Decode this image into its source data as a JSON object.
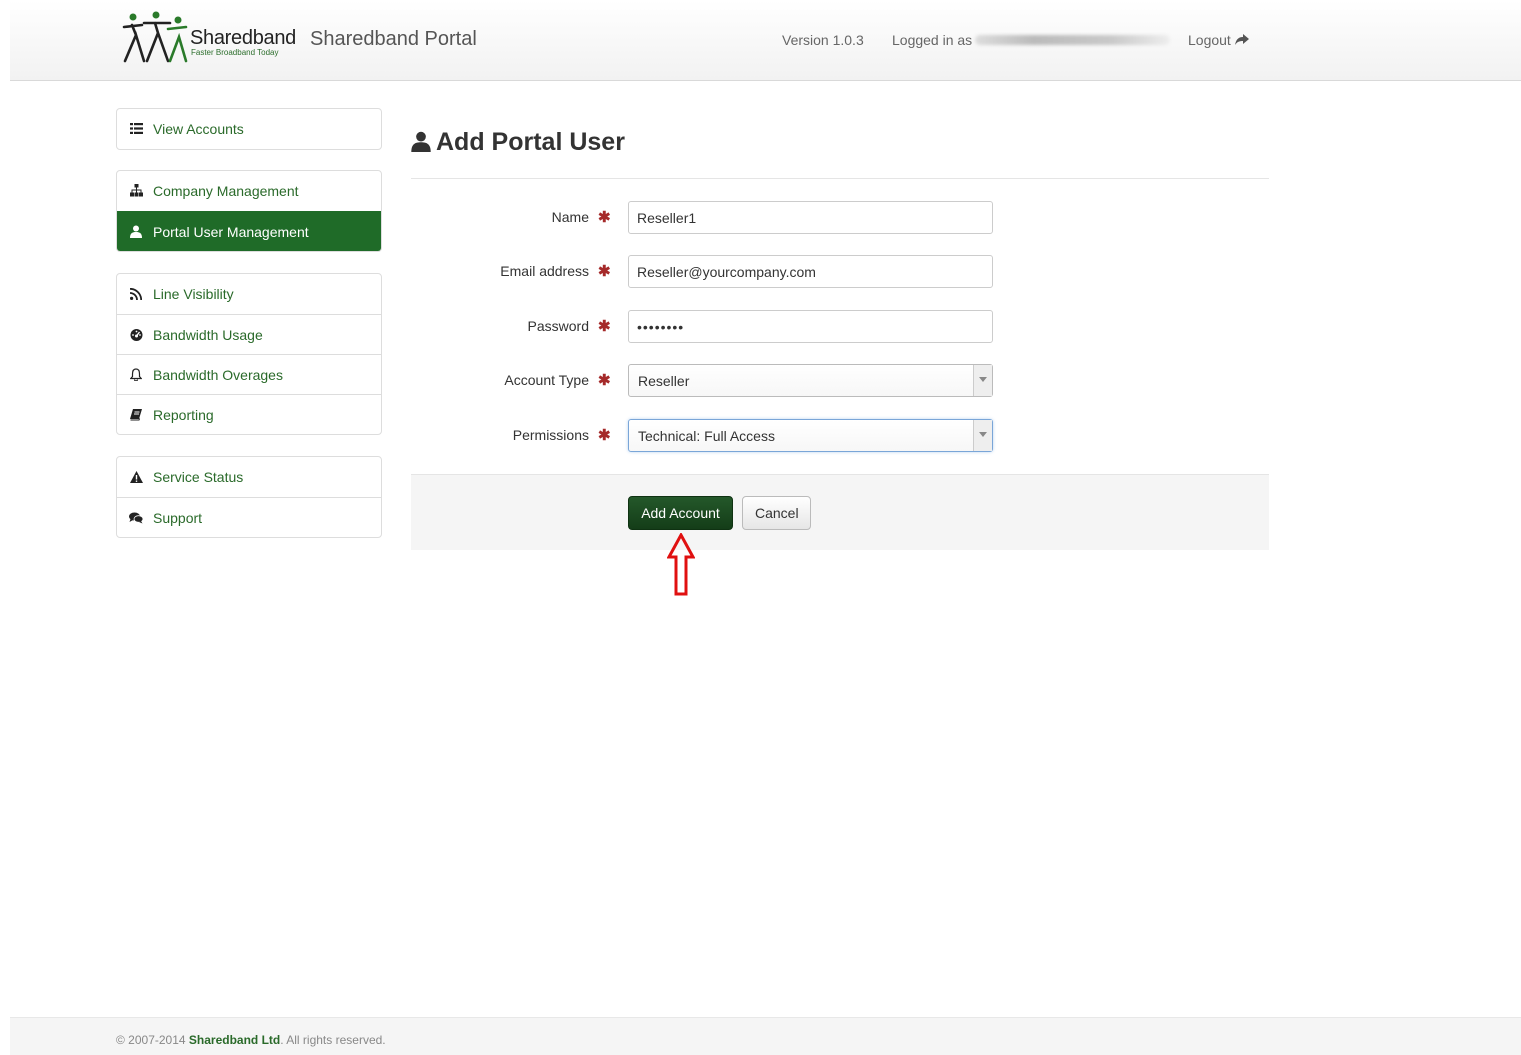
{
  "header": {
    "logo_name": "Sharedband",
    "logo_tagline": "Faster Broadband Today",
    "brand_title": "Sharedband Portal",
    "version": "Version 1.0.3",
    "logged_in_label": "Logged in as",
    "logout_label": "Logout",
    "logout_icon": "share-arrow-icon"
  },
  "sidebar": {
    "groups": [
      [
        {
          "label": "View Accounts",
          "icon": "list-icon"
        }
      ],
      [
        {
          "label": "Company Management",
          "icon": "sitemap-icon"
        },
        {
          "label": "Portal User Management",
          "icon": "user-icon",
          "active": true
        }
      ],
      [
        {
          "label": "Line Visibility",
          "icon": "rss-icon"
        },
        {
          "label": "Bandwidth Usage",
          "icon": "dashboard-icon"
        },
        {
          "label": "Bandwidth Overages",
          "icon": "bell-icon"
        },
        {
          "label": "Reporting",
          "icon": "book-icon"
        }
      ],
      [
        {
          "label": "Service Status",
          "icon": "warning-icon"
        },
        {
          "label": "Support",
          "icon": "comments-icon"
        }
      ]
    ]
  },
  "page": {
    "title": "Add Portal User",
    "title_icon": "user-icon"
  },
  "form": {
    "required_marker": "✱",
    "name": {
      "label": "Name",
      "value": "Reseller1"
    },
    "email": {
      "label": "Email address",
      "value": "Reseller@yourcompany.com"
    },
    "password": {
      "label": "Password",
      "value": "••••••••"
    },
    "account_type": {
      "label": "Account Type",
      "value": "Reseller"
    },
    "permissions": {
      "label": "Permissions",
      "value": "Technical: Full Access"
    },
    "submit_label": "Add Account",
    "cancel_label": "Cancel"
  },
  "annotation": {
    "icon": "up-arrow-annotation-icon",
    "color": "#e01010"
  },
  "footer": {
    "copyright": "© 2007-2014",
    "company": "Sharedband Ltd",
    "rights": ". All rights reserved."
  },
  "colors": {
    "accent": "#1f6b28",
    "link": "#2a6a2a",
    "required": "#a52a2a"
  }
}
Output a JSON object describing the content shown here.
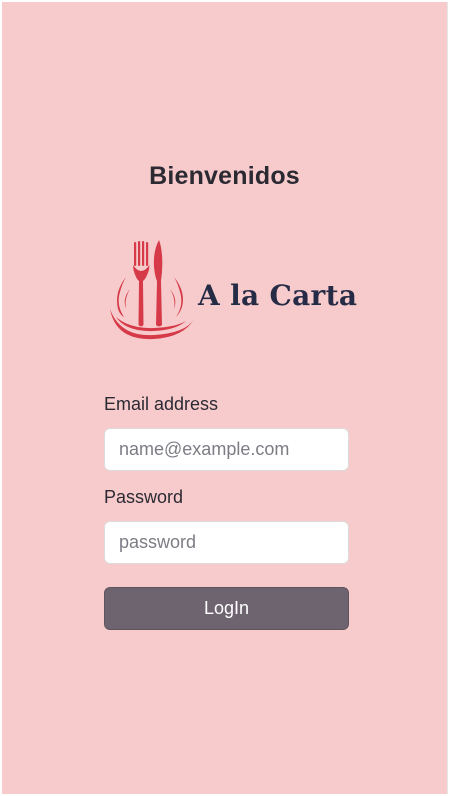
{
  "header": {
    "title": "Bienvenidos"
  },
  "logo": {
    "icon": "fork-knife-plate-icon",
    "text": "A la Carta"
  },
  "form": {
    "email": {
      "label": "Email address",
      "value": "",
      "placeholder": "name@example.com"
    },
    "password": {
      "label": "Password",
      "value": "",
      "placeholder": "password"
    },
    "submit_label": "LogIn"
  },
  "colors": {
    "background": "#f7cbcc",
    "logo_red": "#d63a48",
    "logo_text": "#262c46",
    "button": "#6e6470",
    "button_text": "#ffffff"
  }
}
══════════
Above are the records. Identify each line that contains the word "arrow".

§ **Output**:
    "logout_icon": "share-arrow-icon"
    "icon": "up-arrow-annotation-icon",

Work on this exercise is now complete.